[Collected data entries]

───

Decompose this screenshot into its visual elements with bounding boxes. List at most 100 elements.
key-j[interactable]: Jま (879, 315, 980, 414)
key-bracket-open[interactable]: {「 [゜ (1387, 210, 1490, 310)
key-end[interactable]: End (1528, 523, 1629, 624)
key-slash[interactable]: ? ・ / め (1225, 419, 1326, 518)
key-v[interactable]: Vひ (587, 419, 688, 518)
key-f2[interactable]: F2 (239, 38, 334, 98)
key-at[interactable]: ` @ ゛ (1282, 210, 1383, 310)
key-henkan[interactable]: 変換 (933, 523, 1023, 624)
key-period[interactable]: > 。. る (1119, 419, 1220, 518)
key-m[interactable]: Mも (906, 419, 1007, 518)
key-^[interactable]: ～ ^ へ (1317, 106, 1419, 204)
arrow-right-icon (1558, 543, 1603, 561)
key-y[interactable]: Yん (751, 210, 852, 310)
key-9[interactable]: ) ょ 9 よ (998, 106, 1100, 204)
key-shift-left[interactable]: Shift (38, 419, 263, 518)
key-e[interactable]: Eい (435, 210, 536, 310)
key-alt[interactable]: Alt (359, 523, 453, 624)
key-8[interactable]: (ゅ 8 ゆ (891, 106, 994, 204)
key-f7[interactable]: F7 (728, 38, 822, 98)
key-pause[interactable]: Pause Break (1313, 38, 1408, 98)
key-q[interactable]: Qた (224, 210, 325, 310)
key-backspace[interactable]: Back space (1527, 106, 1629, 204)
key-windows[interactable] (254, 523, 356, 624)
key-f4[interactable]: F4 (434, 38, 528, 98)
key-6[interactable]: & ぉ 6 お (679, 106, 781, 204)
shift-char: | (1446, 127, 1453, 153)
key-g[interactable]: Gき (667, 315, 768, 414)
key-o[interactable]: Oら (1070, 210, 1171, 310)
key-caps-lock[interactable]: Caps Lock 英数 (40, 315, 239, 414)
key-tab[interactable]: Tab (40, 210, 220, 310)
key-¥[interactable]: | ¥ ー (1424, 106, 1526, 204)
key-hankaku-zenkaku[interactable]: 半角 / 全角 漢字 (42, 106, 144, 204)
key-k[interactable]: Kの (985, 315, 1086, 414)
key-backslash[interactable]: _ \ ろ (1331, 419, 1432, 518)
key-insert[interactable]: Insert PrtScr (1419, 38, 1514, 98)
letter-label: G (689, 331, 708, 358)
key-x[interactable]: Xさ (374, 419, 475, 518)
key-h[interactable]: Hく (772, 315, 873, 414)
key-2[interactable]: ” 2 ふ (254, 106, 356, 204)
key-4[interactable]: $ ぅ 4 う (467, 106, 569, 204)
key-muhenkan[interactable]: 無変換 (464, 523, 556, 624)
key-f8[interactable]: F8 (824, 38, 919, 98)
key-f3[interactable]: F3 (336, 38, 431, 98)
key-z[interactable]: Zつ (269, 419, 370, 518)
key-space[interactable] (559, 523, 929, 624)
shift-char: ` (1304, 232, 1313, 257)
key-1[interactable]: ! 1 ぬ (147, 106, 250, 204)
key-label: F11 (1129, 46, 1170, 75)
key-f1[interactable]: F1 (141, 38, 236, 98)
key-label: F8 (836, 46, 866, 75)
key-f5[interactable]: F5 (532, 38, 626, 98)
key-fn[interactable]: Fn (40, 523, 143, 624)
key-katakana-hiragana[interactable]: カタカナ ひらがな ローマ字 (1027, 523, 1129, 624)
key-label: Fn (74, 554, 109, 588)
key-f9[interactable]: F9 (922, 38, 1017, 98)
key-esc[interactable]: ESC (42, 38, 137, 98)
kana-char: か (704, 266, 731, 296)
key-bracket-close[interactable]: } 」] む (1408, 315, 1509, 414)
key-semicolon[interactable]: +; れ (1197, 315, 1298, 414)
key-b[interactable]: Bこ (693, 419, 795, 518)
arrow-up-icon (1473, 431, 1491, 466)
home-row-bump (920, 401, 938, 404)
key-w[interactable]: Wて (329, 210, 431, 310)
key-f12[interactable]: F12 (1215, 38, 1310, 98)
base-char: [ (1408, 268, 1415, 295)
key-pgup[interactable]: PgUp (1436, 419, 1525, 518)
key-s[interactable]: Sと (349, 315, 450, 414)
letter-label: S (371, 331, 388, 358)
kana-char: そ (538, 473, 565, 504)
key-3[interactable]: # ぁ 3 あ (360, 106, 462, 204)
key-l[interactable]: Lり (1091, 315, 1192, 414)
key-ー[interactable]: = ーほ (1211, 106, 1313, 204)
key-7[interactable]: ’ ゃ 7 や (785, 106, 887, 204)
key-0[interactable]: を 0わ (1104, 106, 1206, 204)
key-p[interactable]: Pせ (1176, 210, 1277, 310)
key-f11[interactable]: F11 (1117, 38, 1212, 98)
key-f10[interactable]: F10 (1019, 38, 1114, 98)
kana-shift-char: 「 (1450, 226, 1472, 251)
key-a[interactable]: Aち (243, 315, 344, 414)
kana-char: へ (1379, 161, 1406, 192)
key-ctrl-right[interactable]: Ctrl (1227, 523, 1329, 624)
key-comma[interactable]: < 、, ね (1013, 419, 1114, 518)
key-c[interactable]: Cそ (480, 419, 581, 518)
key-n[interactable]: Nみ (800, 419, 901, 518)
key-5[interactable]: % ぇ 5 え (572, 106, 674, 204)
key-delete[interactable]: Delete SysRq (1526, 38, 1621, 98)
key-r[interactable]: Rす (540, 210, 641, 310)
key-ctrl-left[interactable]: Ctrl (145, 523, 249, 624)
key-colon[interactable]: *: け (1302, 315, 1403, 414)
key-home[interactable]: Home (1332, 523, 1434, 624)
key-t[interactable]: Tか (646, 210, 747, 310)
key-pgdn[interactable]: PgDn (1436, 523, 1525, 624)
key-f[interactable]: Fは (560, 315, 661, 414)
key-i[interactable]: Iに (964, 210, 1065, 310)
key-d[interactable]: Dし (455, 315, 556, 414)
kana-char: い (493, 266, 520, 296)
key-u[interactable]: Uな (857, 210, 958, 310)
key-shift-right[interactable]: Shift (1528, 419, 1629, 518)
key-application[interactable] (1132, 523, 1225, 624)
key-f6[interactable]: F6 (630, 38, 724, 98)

───

Your instructions:
Reproduce every line of the records above without any changes.

Exercise result:
Decompose this screenshot into its visual elements with bounding boxes. List at most 100 elements.
key-j[interactable]: Jま (879, 315, 980, 414)
key-bracket-open[interactable]: {「 [゜ (1387, 210, 1490, 310)
key-end[interactable]: End (1528, 523, 1629, 624)
key-slash[interactable]: ? ・ / め (1225, 419, 1326, 518)
key-v[interactable]: Vひ (587, 419, 688, 518)
key-f2[interactable]: F2 (239, 38, 334, 98)
key-at[interactable]: ` @ ゛ (1282, 210, 1383, 310)
key-henkan[interactable]: 変換 (933, 523, 1023, 624)
key-period[interactable]: > 。. る (1119, 419, 1220, 518)
key-m[interactable]: Mも (906, 419, 1007, 518)
key-^[interactable]: ～ ^ へ (1317, 106, 1419, 204)
arrow-right-icon (1558, 543, 1603, 561)
key-y[interactable]: Yん (751, 210, 852, 310)
key-9[interactable]: ) ょ 9 よ (998, 106, 1100, 204)
key-shift-left[interactable]: Shift (38, 419, 263, 518)
key-e[interactable]: Eい (435, 210, 536, 310)
key-alt[interactable]: Alt (359, 523, 453, 624)
key-8[interactable]: (ゅ 8 ゆ (891, 106, 994, 204)
key-f7[interactable]: F7 (728, 38, 822, 98)
key-pause[interactable]: Pause Break (1313, 38, 1408, 98)
key-q[interactable]: Qた (224, 210, 325, 310)
key-backspace[interactable]: Back space (1527, 106, 1629, 204)
key-windows[interactable] (254, 523, 356, 624)
key-f4[interactable]: F4 (434, 38, 528, 98)
key-6[interactable]: & ぉ 6 お (679, 106, 781, 204)
shift-char: | (1446, 127, 1453, 153)
key-g[interactable]: Gき (667, 315, 768, 414)
key-o[interactable]: Oら (1070, 210, 1171, 310)
key-caps-lock[interactable]: Caps Lock 英数 (40, 315, 239, 414)
key-tab[interactable]: Tab (40, 210, 220, 310)
key-¥[interactable]: | ¥ ー (1424, 106, 1526, 204)
key-hankaku-zenkaku[interactable]: 半角 / 全角 漢字 (42, 106, 144, 204)
key-k[interactable]: Kの (985, 315, 1086, 414)
key-backslash[interactable]: _ \ ろ (1331, 419, 1432, 518)
key-insert[interactable]: Insert PrtScr (1419, 38, 1514, 98)
letter-label: G (689, 331, 708, 358)
key-x[interactable]: Xさ (374, 419, 475, 518)
key-h[interactable]: Hく (772, 315, 873, 414)
key-2[interactable]: ” 2 ふ (254, 106, 356, 204)
key-4[interactable]: $ ぅ 4 う (467, 106, 569, 204)
key-muhenkan[interactable]: 無変換 (464, 523, 556, 624)
key-f8[interactable]: F8 (824, 38, 919, 98)
key-f3[interactable]: F3 (336, 38, 431, 98)
key-z[interactable]: Zつ (269, 419, 370, 518)
key-space[interactable] (559, 523, 929, 624)
shift-char: ` (1304, 232, 1313, 257)
key-1[interactable]: ! 1 ぬ (147, 106, 250, 204)
key-label: F11 (1129, 46, 1170, 75)
key-f1[interactable]: F1 (141, 38, 236, 98)
key-label: F8 (836, 46, 866, 75)
key-f5[interactable]: F5 (532, 38, 626, 98)
key-fn[interactable]: Fn (40, 523, 143, 624)
key-katakana-hiragana[interactable]: カタカナ ひらがな ローマ字 (1027, 523, 1129, 624)
key-label: Fn (74, 554, 109, 588)
key-f9[interactable]: F9 (922, 38, 1017, 98)
key-esc[interactable]: ESC (42, 38, 137, 98)
kana-char: か (704, 266, 731, 296)
key-bracket-close[interactable]: } 」] む (1408, 315, 1509, 414)
key-semicolon[interactable]: +; れ (1197, 315, 1298, 414)
key-b[interactable]: Bこ (693, 419, 795, 518)
arrow-up-icon (1473, 431, 1491, 466)
home-row-bump (920, 401, 938, 404)
key-w[interactable]: Wて (329, 210, 431, 310)
key-f12[interactable]: F12 (1215, 38, 1310, 98)
base-char: [ (1408, 268, 1415, 295)
key-pgup[interactable]: PgUp (1436, 419, 1525, 518)
key-s[interactable]: Sと (349, 315, 450, 414)
letter-label: S (371, 331, 388, 358)
kana-char: そ (538, 473, 565, 504)
key-3[interactable]: # ぁ 3 あ (360, 106, 462, 204)
key-l[interactable]: Lり (1091, 315, 1192, 414)
key-ー[interactable]: = ーほ (1211, 106, 1313, 204)
key-7[interactable]: ’ ゃ 7 や (785, 106, 887, 204)
key-0[interactable]: を 0わ (1104, 106, 1206, 204)
key-p[interactable]: Pせ (1176, 210, 1277, 310)
key-f11[interactable]: F11 (1117, 38, 1212, 98)
key-f10[interactable]: F10 (1019, 38, 1114, 98)
kana-shift-char: 「 (1450, 226, 1472, 251)
key-a[interactable]: Aち (243, 315, 344, 414)
kana-char: へ (1379, 161, 1406, 192)
key-ctrl-right[interactable]: Ctrl (1227, 523, 1329, 624)
key-comma[interactable]: < 、, ね (1013, 419, 1114, 518)
key-c[interactable]: Cそ (480, 419, 581, 518)
key-n[interactable]: Nみ (800, 419, 901, 518)
key-5[interactable]: % ぇ 5 え (572, 106, 674, 204)
key-delete[interactable]: Delete SysRq (1526, 38, 1621, 98)
key-r[interactable]: Rす (540, 210, 641, 310)
key-ctrl-left[interactable]: Ctrl (145, 523, 249, 624)
key-colon[interactable]: *: け (1302, 315, 1403, 414)
key-home[interactable]: Home (1332, 523, 1434, 624)
key-t[interactable]: Tか (646, 210, 747, 310)
key-pgdn[interactable]: PgDn (1436, 523, 1525, 624)
key-f[interactable]: Fは (560, 315, 661, 414)
key-i[interactable]: Iに (964, 210, 1065, 310)
key-d[interactable]: Dし (455, 315, 556, 414)
kana-char: い (493, 266, 520, 296)
key-u[interactable]: Uな (857, 210, 958, 310)
key-shift-right[interactable]: Shift (1528, 419, 1629, 518)
key-application[interactable] (1132, 523, 1225, 624)
key-f6[interactable]: F6 (630, 38, 724, 98)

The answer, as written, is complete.